# Stated exercise
Drop the pictures from the entries below, then reproduce the rest exactly.

# Available data
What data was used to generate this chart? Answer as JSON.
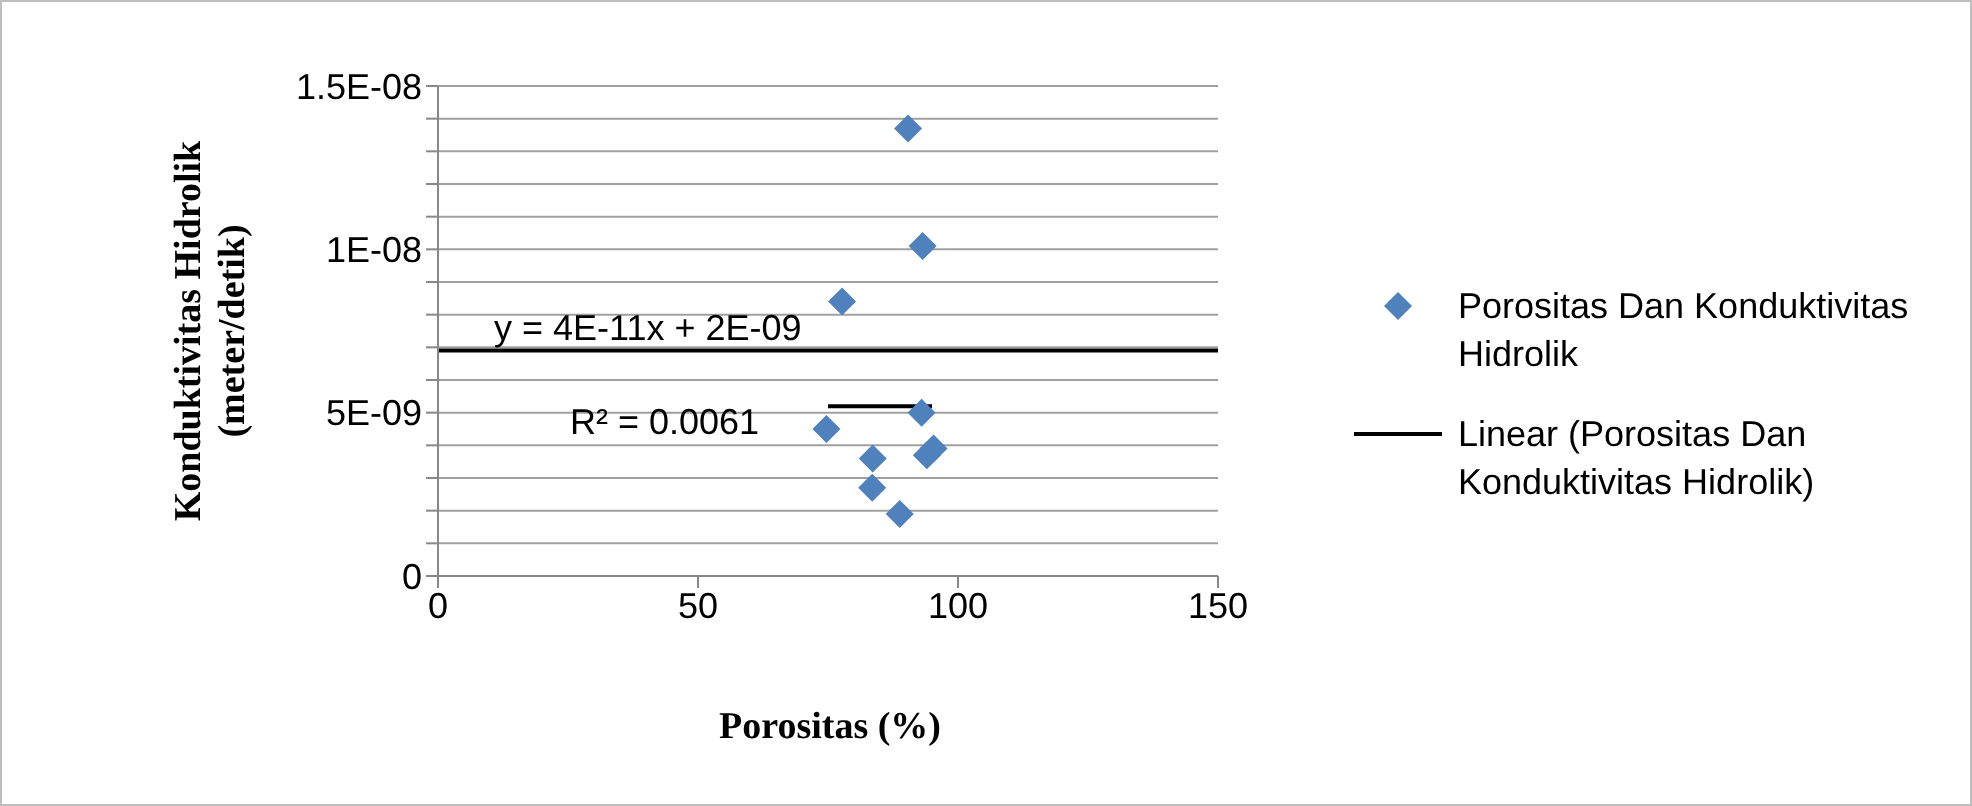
{
  "chart_data": {
    "type": "scatter",
    "xlabel": "Porositas (%)",
    "ylabel": "Konduktivitas Hidrolik (meter/detik)",
    "xlim": [
      0,
      150
    ],
    "xticks": [
      0,
      50,
      100,
      150
    ],
    "ylim": [
      0,
      1.5e-08
    ],
    "yticks": [
      0,
      {
        "value": 1e-09,
        "label": null
      },
      {
        "value": 2e-09,
        "label": null
      },
      {
        "value": 3e-09,
        "label": null
      },
      {
        "value": 4e-09,
        "label": null
      },
      {
        "value": 5e-09,
        "label": "5E-09"
      },
      {
        "value": 6e-09,
        "label": null
      },
      {
        "value": 7e-09,
        "label": null
      },
      {
        "value": 8e-09,
        "label": null
      },
      {
        "value": 9e-09,
        "label": null
      },
      {
        "value": 1e-08,
        "label": "1E-08"
      },
      {
        "value": 1.1e-08,
        "label": null
      },
      {
        "value": 1.2e-08,
        "label": null
      },
      {
        "value": 1.3e-08,
        "label": null
      },
      {
        "value": 1.4e-08,
        "label": null
      },
      {
        "value": 1.5e-08,
        "label": "1.5E-08"
      }
    ],
    "grid": "y",
    "legend": "right",
    "marker": "diamond",
    "series": [
      {
        "name": "Porositas Dan Konduktivitas Hidrolik",
        "color": "#4f81bd",
        "x": [
          90.4,
          93.2,
          77.7,
          93.0,
          74.7,
          95.3,
          94.0,
          83.6,
          83.5,
          88.8
        ],
        "values": [
          1.37e-08,
          1.01e-08,
          8.4e-09,
          5e-09,
          4.5e-09,
          3.9e-09,
          3.7e-09,
          3.6e-09,
          2.7e-09,
          1.9e-09
        ]
      },
      {
        "name": "Linear (Porositas Dan Konduktivitas Hidrolik)",
        "type": "line",
        "color": "#000000",
        "marker": "none",
        "x": [
          0,
          150
        ],
        "values": [
          6.9e-09,
          6.9e-09
        ]
      },
      {
        "type": "line",
        "color": "#000000",
        "marker": "none",
        "x": [
          75,
          95
        ],
        "values": [
          5.2e-09,
          5.2e-09
        ]
      }
    ],
    "annotations": [
      "y = 4E-11x + 2E-09",
      "R² = 0.0061"
    ]
  }
}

# Written solution
What data was used to generate this chart? Answer as JSON.
{
  "chart_data": {
    "type": "scatter",
    "xlabel": "Porositas (%)",
    "ylabel": "Konduktivitas Hidrolik (meter/detik)",
    "xlim": [
      0,
      150
    ],
    "xticks": [
      0,
      50,
      100,
      150
    ],
    "ylim": [
      0,
      1.5e-08
    ],
    "yticks": [
      0,
      {
        "value": 1e-09,
        "label": null
      },
      {
        "value": 2e-09,
        "label": null
      },
      {
        "value": 3e-09,
        "label": null
      },
      {
        "value": 4e-09,
        "label": null
      },
      {
        "value": 5e-09,
        "label": "5E-09"
      },
      {
        "value": 6e-09,
        "label": null
      },
      {
        "value": 7e-09,
        "label": null
      },
      {
        "value": 8e-09,
        "label": null
      },
      {
        "value": 9e-09,
        "label": null
      },
      {
        "value": 1e-08,
        "label": "1E-08"
      },
      {
        "value": 1.1e-08,
        "label": null
      },
      {
        "value": 1.2e-08,
        "label": null
      },
      {
        "value": 1.3e-08,
        "label": null
      },
      {
        "value": 1.4e-08,
        "label": null
      },
      {
        "value": 1.5e-08,
        "label": "1.5E-08"
      }
    ],
    "grid": "y",
    "legend": "right",
    "marker": "diamond",
    "series": [
      {
        "name": "Porositas Dan Konduktivitas Hidrolik",
        "color": "#4f81bd",
        "x": [
          90.4,
          93.2,
          77.7,
          93.0,
          74.7,
          95.3,
          94.0,
          83.6,
          83.5,
          88.8
        ],
        "values": [
          1.37e-08,
          1.01e-08,
          8.4e-09,
          5e-09,
          4.5e-09,
          3.9e-09,
          3.7e-09,
          3.6e-09,
          2.7e-09,
          1.9e-09
        ]
      },
      {
        "name": "Linear (Porositas Dan Konduktivitas Hidrolik)",
        "type": "line",
        "color": "#000000",
        "marker": "none",
        "x": [
          0,
          150
        ],
        "values": [
          6.9e-09,
          6.9e-09
        ]
      },
      {
        "type": "line",
        "color": "#000000",
        "marker": "none",
        "x": [
          75,
          95
        ],
        "values": [
          5.2e-09,
          5.2e-09
        ]
      }
    ],
    "annotations": [
      "y = 4E-11x + 2E-09",
      "R² = 0.0061"
    ]
  }
}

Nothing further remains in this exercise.